OBJECTIF DE LA TÂCHE: Extrayez toutes les lignes de texte du support en les recopiant à l'identique, sans y inclure l'image.

SUPPORT PRÉSENTÉ:
┄┄┄┄┄┄
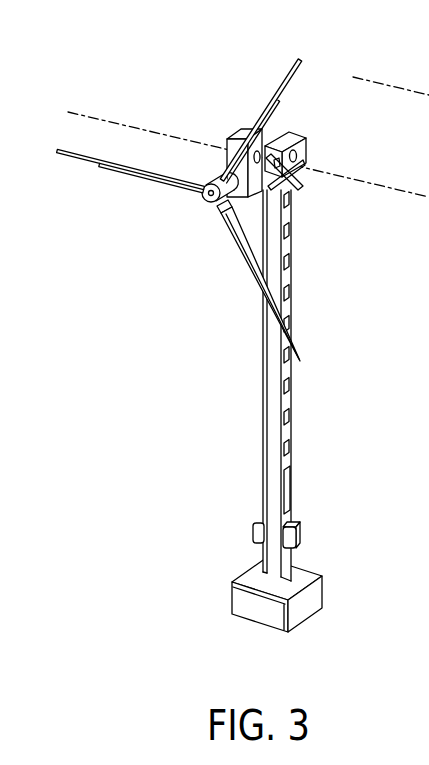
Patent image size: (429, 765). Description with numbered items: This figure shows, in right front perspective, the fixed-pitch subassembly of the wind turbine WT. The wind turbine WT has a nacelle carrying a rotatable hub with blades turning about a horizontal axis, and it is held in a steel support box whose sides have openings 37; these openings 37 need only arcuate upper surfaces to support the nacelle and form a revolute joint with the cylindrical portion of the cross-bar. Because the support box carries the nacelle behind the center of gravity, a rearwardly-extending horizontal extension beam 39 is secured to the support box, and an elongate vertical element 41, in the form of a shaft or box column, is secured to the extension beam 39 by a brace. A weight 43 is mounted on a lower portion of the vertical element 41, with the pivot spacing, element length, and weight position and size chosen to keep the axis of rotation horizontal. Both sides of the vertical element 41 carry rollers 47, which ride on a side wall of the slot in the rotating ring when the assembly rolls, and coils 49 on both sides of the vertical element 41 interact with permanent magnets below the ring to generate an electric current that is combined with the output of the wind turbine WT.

The openings 37 is at (264, 153).
The horizontal extension beam 39 is at (304, 157).
The elongate vertical element 41 is at (288, 280).
The weight 43 is at (311, 600).
The rollers 47 is at (286, 490).
The coils 49 is at (298, 536).
The wind turbine WT is at (170, 232).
┄┄┄┄┄┄
SOLUTION PROPOSÉE:
Patent image size: (429, 765). Description with numbered items: This figure shows, in right front perspective, the fixed-pitch subassembly of the wind turbine WT. The wind turbine WT has a nacelle carrying a rotatable hub with blades turning about a horizontal axis, and it is held in a steel support box whose sides have openings 37; these openings 37 need only arcuate upper surfaces to support the nacelle and form a revolute joint with the cylindrical portion of the cross-bar. Because the support box carries the nacelle behind the center of gravity, a rearwardly-extending horizontal extension beam 39 is secured to the support box, and an elongate vertical element 41, in the form of a shaft or box column, is secured to the extension beam 39 by a brace. A weight 43 is mounted on a lower portion of the vertical element 41, with the pivot spacing, element length, and weight position and size chosen to keep the axis of rotation horizontal. Both sides of the vertical element 41 carry rollers 47, which ride on a side wall of the slot in the rotating ring when the assembly rolls, and coils 49 on both sides of the vertical element 41 interact with permanent magnets below the ring to generate an electric current that is combined with the output of the wind turbine WT.

The openings 37 is at (264, 153).
The horizontal extension beam 39 is at (304, 157).
The elongate vertical element 41 is at (288, 280).
The weight 43 is at (311, 600).
The rollers 47 is at (286, 490).
The coils 49 is at (298, 536).
The wind turbine WT is at (170, 232).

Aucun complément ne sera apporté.